> **Records shown**
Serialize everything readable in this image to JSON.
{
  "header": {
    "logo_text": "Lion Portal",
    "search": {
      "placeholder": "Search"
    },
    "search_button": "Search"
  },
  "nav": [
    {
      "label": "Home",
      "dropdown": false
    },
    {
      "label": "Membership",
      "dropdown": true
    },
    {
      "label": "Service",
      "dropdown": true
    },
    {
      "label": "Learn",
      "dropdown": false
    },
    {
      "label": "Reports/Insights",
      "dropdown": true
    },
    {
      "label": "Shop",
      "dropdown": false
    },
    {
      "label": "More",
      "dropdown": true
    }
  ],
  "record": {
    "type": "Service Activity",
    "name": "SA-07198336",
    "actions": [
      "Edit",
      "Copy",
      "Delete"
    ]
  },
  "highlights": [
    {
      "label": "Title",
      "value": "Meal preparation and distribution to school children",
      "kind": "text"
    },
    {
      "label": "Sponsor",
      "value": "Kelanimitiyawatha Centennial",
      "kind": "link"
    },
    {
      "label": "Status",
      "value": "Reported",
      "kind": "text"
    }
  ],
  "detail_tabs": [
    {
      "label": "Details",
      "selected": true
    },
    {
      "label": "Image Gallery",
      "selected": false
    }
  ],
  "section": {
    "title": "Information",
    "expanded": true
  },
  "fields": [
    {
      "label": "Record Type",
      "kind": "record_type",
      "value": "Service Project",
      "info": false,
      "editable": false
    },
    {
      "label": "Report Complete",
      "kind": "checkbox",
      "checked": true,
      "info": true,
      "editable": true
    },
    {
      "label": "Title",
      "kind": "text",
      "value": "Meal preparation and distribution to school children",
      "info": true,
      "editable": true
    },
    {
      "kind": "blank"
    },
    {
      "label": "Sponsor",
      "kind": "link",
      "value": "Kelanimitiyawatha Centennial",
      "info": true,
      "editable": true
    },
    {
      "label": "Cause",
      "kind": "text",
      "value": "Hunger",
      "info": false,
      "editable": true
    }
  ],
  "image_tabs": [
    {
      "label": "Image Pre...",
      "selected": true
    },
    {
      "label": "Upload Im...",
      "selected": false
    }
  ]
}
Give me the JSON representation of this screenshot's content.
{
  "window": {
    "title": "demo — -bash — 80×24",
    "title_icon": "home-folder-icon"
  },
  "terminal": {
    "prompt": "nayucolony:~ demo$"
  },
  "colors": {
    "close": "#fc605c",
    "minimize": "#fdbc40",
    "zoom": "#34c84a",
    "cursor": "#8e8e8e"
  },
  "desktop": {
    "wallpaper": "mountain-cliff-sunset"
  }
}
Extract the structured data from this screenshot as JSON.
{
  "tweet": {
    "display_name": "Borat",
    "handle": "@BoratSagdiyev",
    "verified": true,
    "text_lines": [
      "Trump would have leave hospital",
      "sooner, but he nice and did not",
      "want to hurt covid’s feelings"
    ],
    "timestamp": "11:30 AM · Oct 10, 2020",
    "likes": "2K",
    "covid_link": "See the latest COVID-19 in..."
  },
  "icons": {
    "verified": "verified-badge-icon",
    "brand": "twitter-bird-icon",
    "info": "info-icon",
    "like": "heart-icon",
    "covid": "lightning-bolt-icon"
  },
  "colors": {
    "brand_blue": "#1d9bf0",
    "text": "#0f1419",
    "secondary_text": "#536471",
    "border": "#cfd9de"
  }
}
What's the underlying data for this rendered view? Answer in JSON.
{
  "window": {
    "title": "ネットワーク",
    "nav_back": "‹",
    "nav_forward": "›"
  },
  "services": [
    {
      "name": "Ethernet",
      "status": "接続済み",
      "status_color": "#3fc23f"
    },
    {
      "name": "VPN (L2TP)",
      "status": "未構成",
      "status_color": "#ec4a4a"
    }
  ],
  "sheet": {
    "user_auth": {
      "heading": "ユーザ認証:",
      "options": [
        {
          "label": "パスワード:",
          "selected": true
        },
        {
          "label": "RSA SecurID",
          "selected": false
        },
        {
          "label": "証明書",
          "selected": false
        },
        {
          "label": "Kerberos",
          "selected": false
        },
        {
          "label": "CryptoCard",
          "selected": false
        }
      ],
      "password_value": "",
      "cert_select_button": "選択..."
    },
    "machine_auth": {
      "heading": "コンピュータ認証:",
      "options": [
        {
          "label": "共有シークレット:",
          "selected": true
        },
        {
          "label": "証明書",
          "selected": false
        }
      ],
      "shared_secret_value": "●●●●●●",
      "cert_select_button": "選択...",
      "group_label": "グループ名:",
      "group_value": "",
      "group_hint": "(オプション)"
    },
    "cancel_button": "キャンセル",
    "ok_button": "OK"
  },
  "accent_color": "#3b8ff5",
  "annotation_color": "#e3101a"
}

> **Direction**
All of the entries above must be quoted exactly.

> **Solution**
Serialize everything readable in this image to JSON.
{
  "header": {
    "logo_text": "Lion Portal",
    "search": {
      "placeholder": "Search"
    },
    "search_button": "Search"
  },
  "nav": [
    {
      "label": "Home",
      "dropdown": false
    },
    {
      "label": "Membership",
      "dropdown": true
    },
    {
      "label": "Service",
      "dropdown": true
    },
    {
      "label": "Learn",
      "dropdown": false
    },
    {
      "label": "Reports/Insights",
      "dropdown": true
    },
    {
      "label": "Shop",
      "dropdown": false
    },
    {
      "label": "More",
      "dropdown": true
    }
  ],
  "record": {
    "type": "Service Activity",
    "name": "SA-07198336",
    "actions": [
      "Edit",
      "Copy",
      "Delete"
    ]
  },
  "highlights": [
    {
      "label": "Title",
      "value": "Meal preparation and distribution to school children",
      "kind": "text"
    },
    {
      "label": "Sponsor",
      "value": "Kelanimitiyawatha Centennial",
      "kind": "link"
    },
    {
      "label": "Status",
      "value": "Reported",
      "kind": "text"
    }
  ],
  "detail_tabs": [
    {
      "label": "Details",
      "selected": true
    },
    {
      "label": "Image Gallery",
      "selected": false
    }
  ],
  "section": {
    "title": "Information",
    "expanded": true
  },
  "fields": [
    {
      "label": "Record Type",
      "kind": "record_type",
      "value": "Service Project",
      "info": false,
      "editable": false
    },
    {
      "label": "Report Complete",
      "kind": "checkbox",
      "checked": true,
      "info": true,
      "editable": true
    },
    {
      "label": "Title",
      "kind": "text",
      "value": "Meal preparation and distribution to school children",
      "info": true,
      "editable": true
    },
    {
      "kind": "blank"
    },
    {
      "label": "Sponsor",
      "kind": "link",
      "value": "Kelanimitiyawatha Centennial",
      "info": true,
      "editable": true
    },
    {
      "label": "Cause",
      "kind": "text",
      "value": "Hunger",
      "info": false,
      "editable": true
    }
  ],
  "image_tabs": [
    {
      "label": "Image Pre...",
      "selected": true
    },
    {
      "label": "Upload Im...",
      "selected": false
    }
  ]
}
Give me the JSON representation of this screenshot's content.
{
  "window": {
    "title": "demo — -bash — 80×24",
    "title_icon": "home-folder-icon"
  },
  "terminal": {
    "prompt": "nayucolony:~ demo$"
  },
  "colors": {
    "close": "#fc605c",
    "minimize": "#fdbc40",
    "zoom": "#34c84a",
    "cursor": "#8e8e8e"
  },
  "desktop": {
    "wallpaper": "mountain-cliff-sunset"
  }
}
Extract the structured data from this screenshot as JSON.
{
  "tweet": {
    "display_name": "Borat",
    "handle": "@BoratSagdiyev",
    "verified": true,
    "text_lines": [
      "Trump would have leave hospital",
      "sooner, but he nice and did not",
      "want to hurt covid’s feelings"
    ],
    "timestamp": "11:30 AM · Oct 10, 2020",
    "likes": "2K",
    "covid_link": "See the latest COVID-19 in..."
  },
  "icons": {
    "verified": "verified-badge-icon",
    "brand": "twitter-bird-icon",
    "info": "info-icon",
    "like": "heart-icon",
    "covid": "lightning-bolt-icon"
  },
  "colors": {
    "brand_blue": "#1d9bf0",
    "text": "#0f1419",
    "secondary_text": "#536471",
    "border": "#cfd9de"
  }
}
What's the underlying data for this rendered view? Answer in JSON.
{
  "window": {
    "title": "ネットワーク",
    "nav_back": "‹",
    "nav_forward": "›"
  },
  "services": [
    {
      "name": "Ethernet",
      "status": "接続済み",
      "status_color": "#3fc23f"
    },
    {
      "name": "VPN (L2TP)",
      "status": "未構成",
      "status_color": "#ec4a4a"
    }
  ],
  "sheet": {
    "user_auth": {
      "heading": "ユーザ認証:",
      "options": [
        {
          "label": "パスワード:",
          "selected": true
        },
        {
          "label": "RSA SecurID",
          "selected": false
        },
        {
          "label": "証明書",
          "selected": false
        },
        {
          "label": "Kerberos",
          "selected": false
        },
        {
          "label": "CryptoCard",
          "selected": false
        }
      ],
      "password_value": "",
      "cert_select_button": "選択..."
    },
    "machine_auth": {
      "heading": "コンピュータ認証:",
      "options": [
        {
          "label": "共有シークレット:",
          "selected": true
        },
        {
          "label": "証明書",
          "selected": false
        }
      ],
      "shared_secret_value": "●●●●●●",
      "cert_select_button": "選択...",
      "group_label": "グループ名:",
      "group_value": "",
      "group_hint": "(オプション)"
    },
    "cancel_button": "キャンセル",
    "ok_button": "OK"
  },
  "accent_color": "#3b8ff5",
  "annotation_color": "#e3101a"
}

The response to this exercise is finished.